WHAT YOU SHOULD DO
Read the material below and tally how many lines hold the word "name", giving the number and nothing else.
========================================
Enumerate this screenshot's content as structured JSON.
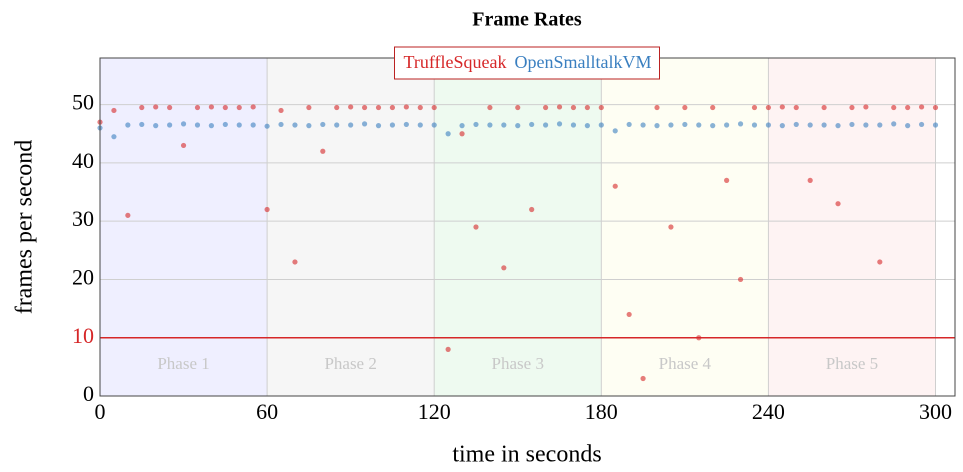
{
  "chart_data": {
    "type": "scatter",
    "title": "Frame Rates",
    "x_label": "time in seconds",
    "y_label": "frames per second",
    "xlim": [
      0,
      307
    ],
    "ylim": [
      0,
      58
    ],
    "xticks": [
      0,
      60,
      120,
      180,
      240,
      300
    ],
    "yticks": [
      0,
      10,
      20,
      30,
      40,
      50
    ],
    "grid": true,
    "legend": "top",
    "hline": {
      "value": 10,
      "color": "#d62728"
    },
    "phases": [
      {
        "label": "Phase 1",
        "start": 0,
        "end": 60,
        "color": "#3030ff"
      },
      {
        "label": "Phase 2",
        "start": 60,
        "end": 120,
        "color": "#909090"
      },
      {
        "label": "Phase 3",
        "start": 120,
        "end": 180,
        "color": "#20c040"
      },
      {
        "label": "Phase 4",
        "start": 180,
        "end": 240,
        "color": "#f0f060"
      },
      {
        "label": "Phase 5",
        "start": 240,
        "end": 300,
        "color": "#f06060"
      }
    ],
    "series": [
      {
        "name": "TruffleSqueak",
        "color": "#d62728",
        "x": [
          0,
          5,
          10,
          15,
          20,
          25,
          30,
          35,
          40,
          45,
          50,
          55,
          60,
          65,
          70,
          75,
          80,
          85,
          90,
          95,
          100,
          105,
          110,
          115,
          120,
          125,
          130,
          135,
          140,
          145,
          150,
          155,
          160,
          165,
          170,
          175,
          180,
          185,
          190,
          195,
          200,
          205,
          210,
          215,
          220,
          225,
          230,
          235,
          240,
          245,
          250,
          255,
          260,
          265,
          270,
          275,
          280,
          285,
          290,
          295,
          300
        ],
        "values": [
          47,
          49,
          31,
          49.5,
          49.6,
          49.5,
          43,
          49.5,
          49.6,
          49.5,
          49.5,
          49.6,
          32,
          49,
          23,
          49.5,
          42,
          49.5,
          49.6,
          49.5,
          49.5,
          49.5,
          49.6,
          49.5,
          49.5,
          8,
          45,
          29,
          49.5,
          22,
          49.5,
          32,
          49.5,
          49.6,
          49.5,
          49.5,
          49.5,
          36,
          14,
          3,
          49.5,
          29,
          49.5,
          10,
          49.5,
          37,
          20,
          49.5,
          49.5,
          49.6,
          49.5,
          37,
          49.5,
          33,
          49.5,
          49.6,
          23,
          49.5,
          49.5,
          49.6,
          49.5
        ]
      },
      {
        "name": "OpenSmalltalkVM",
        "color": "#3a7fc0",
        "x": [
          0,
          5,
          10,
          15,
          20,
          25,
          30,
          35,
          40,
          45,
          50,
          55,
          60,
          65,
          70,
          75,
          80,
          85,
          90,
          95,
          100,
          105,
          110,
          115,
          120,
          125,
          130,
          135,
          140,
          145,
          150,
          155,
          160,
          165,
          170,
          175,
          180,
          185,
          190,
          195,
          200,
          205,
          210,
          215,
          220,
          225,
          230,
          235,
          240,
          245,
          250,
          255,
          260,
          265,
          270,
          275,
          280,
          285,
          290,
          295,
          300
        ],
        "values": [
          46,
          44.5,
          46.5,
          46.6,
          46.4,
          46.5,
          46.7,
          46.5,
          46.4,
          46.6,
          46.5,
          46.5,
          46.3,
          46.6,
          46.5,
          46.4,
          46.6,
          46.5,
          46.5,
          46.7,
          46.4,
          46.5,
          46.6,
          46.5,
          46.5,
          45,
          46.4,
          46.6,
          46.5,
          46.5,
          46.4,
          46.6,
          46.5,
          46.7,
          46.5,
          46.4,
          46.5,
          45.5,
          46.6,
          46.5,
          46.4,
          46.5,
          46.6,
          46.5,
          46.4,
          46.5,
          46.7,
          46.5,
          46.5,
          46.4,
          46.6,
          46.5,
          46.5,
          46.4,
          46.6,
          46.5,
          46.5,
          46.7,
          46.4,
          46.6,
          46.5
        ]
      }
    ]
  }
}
========================================
OUTPUT OF THE EXERCISE
2